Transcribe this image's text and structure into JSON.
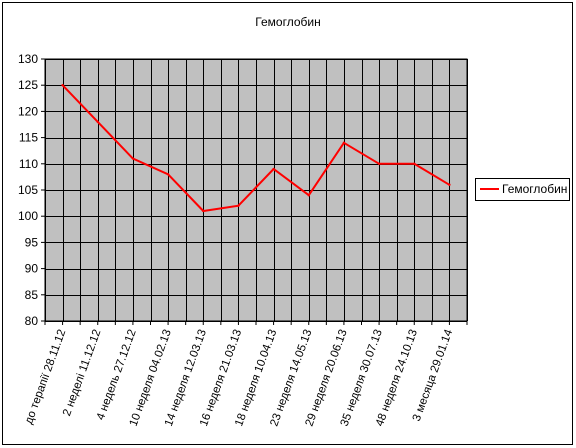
{
  "chart_data": {
    "type": "line",
    "title": "Гемоглобин",
    "categories": [
      "до терапії 28.11.12",
      "2 неделі 11.12.12",
      "4 недель 27.12.12",
      "10 неделя 04.02.13",
      "14 неделя 12.03.13",
      "16 неделя 21.03.13",
      "18 неделя 10.04.13",
      "23 неделя 14.05.13",
      "29 неделя 20.06.13",
      "35 неделя 30.07.13",
      "48 неделя 24.10.13",
      "3 месяца 29.01.14"
    ],
    "x_slots": 24,
    "series": [
      {
        "name": "Гемоглобин",
        "color": "#ff0000",
        "values": [
          125,
          118,
          111,
          108,
          101,
          102,
          109,
          104,
          114,
          110,
          110,
          106
        ]
      }
    ],
    "ylim": [
      80,
      130
    ],
    "yticks": [
      80,
      85,
      90,
      95,
      100,
      105,
      110,
      115,
      120,
      125,
      130
    ],
    "grid": true,
    "plot_background": "#c0c0c0",
    "legend_position": "right"
  }
}
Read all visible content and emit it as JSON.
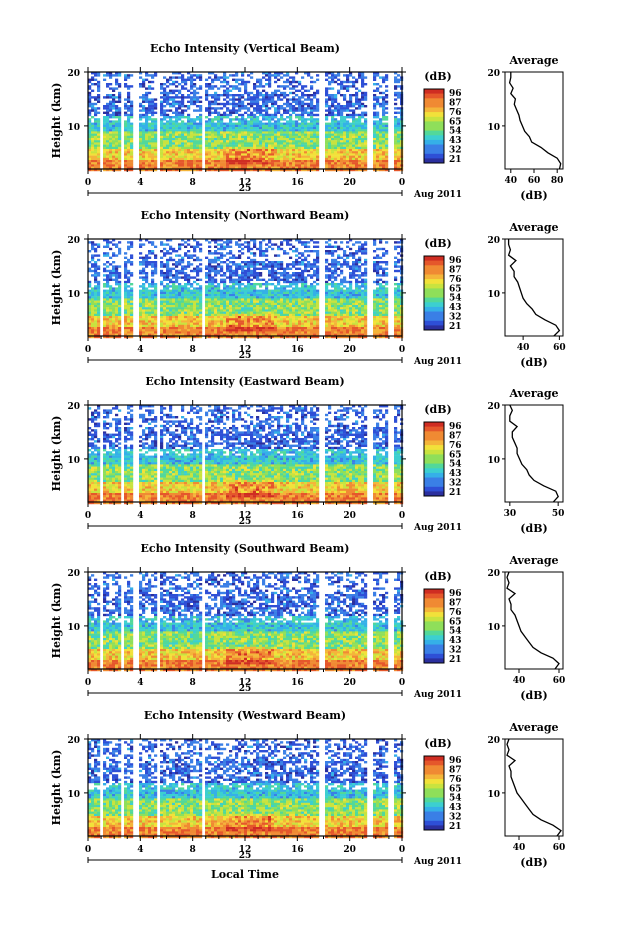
{
  "figure": {
    "local_time_label": "Local Time",
    "date_label": "Aug 2011",
    "day_label": "25",
    "height_label": "Height (km)",
    "colorbar_unit": "(dB)",
    "average_title": "Average",
    "average_xlabel": "(dB)"
  },
  "chart_data": [
    {
      "type": "heatmap",
      "title": "Echo Intensity (Vertical Beam)",
      "ylabel": "Height (km)",
      "xlabel": "",
      "x_ticks": [
        "0",
        "4",
        "8",
        "12",
        "16",
        "20",
        "0"
      ],
      "y_ticks": [
        "20",
        "10"
      ],
      "xlim": [
        0,
        24
      ],
      "ylim": [
        2,
        20
      ],
      "colorbar_ticks": [
        "96",
        "87",
        "76",
        "65",
        "54",
        "43",
        "32",
        "21"
      ],
      "average_profile": {
        "title": "Average",
        "xlabel": "(dB)",
        "x_ticks": [
          "40",
          "60",
          "80"
        ],
        "xlim": [
          35,
          85
        ],
        "heights": [
          2,
          3,
          4,
          5,
          6,
          7,
          8,
          9,
          10,
          11,
          12,
          13,
          14,
          15,
          16,
          17,
          18,
          19,
          20
        ],
        "values": [
          82,
          83,
          80,
          72,
          66,
          58,
          56,
          52,
          50,
          48,
          47,
          45,
          43,
          44,
          40,
          42,
          39,
          40,
          40
        ]
      }
    },
    {
      "type": "heatmap",
      "title": "Echo Intensity (Northward Beam)",
      "ylabel": "Height (km)",
      "xlabel": "",
      "x_ticks": [
        "0",
        "4",
        "8",
        "12",
        "16",
        "20",
        "0"
      ],
      "y_ticks": [
        "20",
        "10"
      ],
      "xlim": [
        0,
        24
      ],
      "ylim": [
        2,
        20
      ],
      "colorbar_ticks": [
        "96",
        "87",
        "76",
        "65",
        "54",
        "43",
        "32",
        "21"
      ],
      "average_profile": {
        "title": "Average",
        "xlabel": "(dB)",
        "x_ticks": [
          "40",
          "60"
        ],
        "xlim": [
          30,
          62
        ],
        "heights": [
          2,
          3,
          4,
          5,
          6,
          7,
          8,
          9,
          10,
          11,
          12,
          13,
          14,
          15,
          16,
          17,
          18,
          19,
          20
        ],
        "values": [
          57,
          60,
          58,
          52,
          47,
          45,
          42,
          40,
          39,
          38,
          37,
          35,
          35,
          33,
          36,
          32,
          33,
          32,
          32
        ]
      }
    },
    {
      "type": "heatmap",
      "title": "Echo Intensity (Eastward Beam)",
      "ylabel": "Height (km)",
      "xlabel": "",
      "x_ticks": [
        "0",
        "4",
        "8",
        "12",
        "16",
        "20",
        "0"
      ],
      "y_ticks": [
        "20",
        "10"
      ],
      "xlim": [
        0,
        24
      ],
      "ylim": [
        2,
        20
      ],
      "colorbar_ticks": [
        "96",
        "87",
        "76",
        "65",
        "54",
        "43",
        "32",
        "21"
      ],
      "average_profile": {
        "title": "Average",
        "xlabel": "(dB)",
        "x_ticks": [
          "30",
          "50"
        ],
        "xlim": [
          28,
          52
        ],
        "heights": [
          2,
          3,
          4,
          5,
          6,
          7,
          8,
          9,
          10,
          11,
          12,
          13,
          14,
          15,
          16,
          17,
          18,
          19,
          20
        ],
        "values": [
          48,
          50,
          49,
          44,
          40,
          38,
          37,
          35,
          34,
          33,
          33,
          32,
          31,
          31,
          33,
          30,
          30,
          31,
          30
        ]
      }
    },
    {
      "type": "heatmap",
      "title": "Echo Intensity (Southward Beam)",
      "ylabel": "Height (km)",
      "xlabel": "",
      "x_ticks": [
        "0",
        "4",
        "8",
        "12",
        "16",
        "20",
        "0"
      ],
      "y_ticks": [
        "20",
        "10"
      ],
      "xlim": [
        0,
        24
      ],
      "ylim": [
        2,
        20
      ],
      "colorbar_ticks": [
        "96",
        "87",
        "76",
        "65",
        "54",
        "43",
        "32",
        "21"
      ],
      "average_profile": {
        "title": "Average",
        "xlabel": "(dB)",
        "x_ticks": [
          "40",
          "60"
        ],
        "xlim": [
          33,
          62
        ],
        "heights": [
          2,
          3,
          4,
          5,
          6,
          7,
          8,
          9,
          10,
          11,
          12,
          13,
          14,
          15,
          16,
          17,
          18,
          19,
          20
        ],
        "values": [
          58,
          60,
          57,
          51,
          47,
          45,
          43,
          41,
          40,
          39,
          38,
          36,
          36,
          35,
          38,
          34,
          35,
          34,
          35
        ]
      }
    },
    {
      "type": "heatmap",
      "title": "Echo Intensity (Westward Beam)",
      "ylabel": "Height (km)",
      "xlabel": "Local Time",
      "x_ticks": [
        "0",
        "4",
        "8",
        "12",
        "16",
        "20",
        "0"
      ],
      "y_ticks": [
        "20",
        "10"
      ],
      "xlim": [
        0,
        24
      ],
      "ylim": [
        2,
        20
      ],
      "colorbar_ticks": [
        "96",
        "87",
        "76",
        "65",
        "54",
        "43",
        "32",
        "21"
      ],
      "average_profile": {
        "title": "Average",
        "xlabel": "(dB)",
        "x_ticks": [
          "40",
          "60"
        ],
        "xlim": [
          33,
          62
        ],
        "heights": [
          2,
          3,
          4,
          5,
          6,
          7,
          8,
          9,
          10,
          11,
          12,
          13,
          14,
          15,
          16,
          17,
          18,
          19,
          20
        ],
        "values": [
          59,
          61,
          57,
          51,
          47,
          45,
          43,
          41,
          39,
          38,
          37,
          36,
          36,
          35,
          38,
          34,
          35,
          34,
          35
        ]
      }
    }
  ]
}
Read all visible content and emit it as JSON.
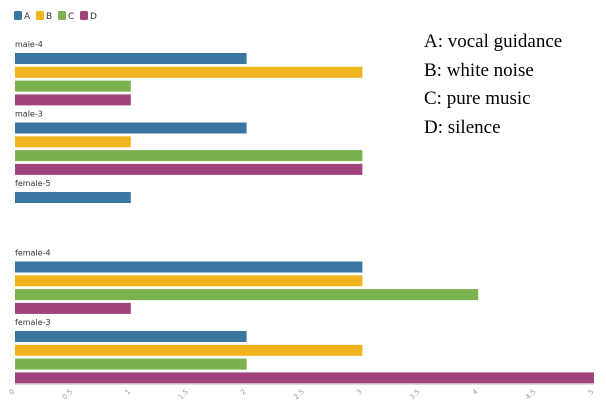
{
  "chart_data": {
    "type": "bar",
    "orientation": "horizontal",
    "categories": [
      "male-4",
      "male-3",
      "female-5",
      "female-4",
      "female-3"
    ],
    "series": [
      {
        "name": "A",
        "color": "#3a77a0",
        "values": [
          2,
          2,
          1,
          3,
          2
        ]
      },
      {
        "name": "B",
        "color": "#f1b41e",
        "values": [
          3,
          1,
          null,
          3,
          3
        ]
      },
      {
        "name": "C",
        "color": "#7ab34e",
        "values": [
          1,
          3,
          null,
          4,
          2
        ]
      },
      {
        "name": "D",
        "color": "#a0437a",
        "values": [
          1,
          3,
          null,
          1,
          5
        ]
      }
    ],
    "xlim": [
      0,
      5
    ],
    "xticks": [
      "0",
      "0.5",
      "1",
      "1.5",
      "2",
      "2.5",
      "3",
      "3.5",
      "4",
      "4.5",
      "5"
    ],
    "legend_position": "top-left"
  },
  "annotation": {
    "lines": [
      "A: vocal guidance",
      "B: white noise",
      "C: pure music",
      "D: silence"
    ]
  }
}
------
* **Exercise**:
Work out how many lines of the listing above include the word "Echo". Report only the number.

* **Exercise result**:
5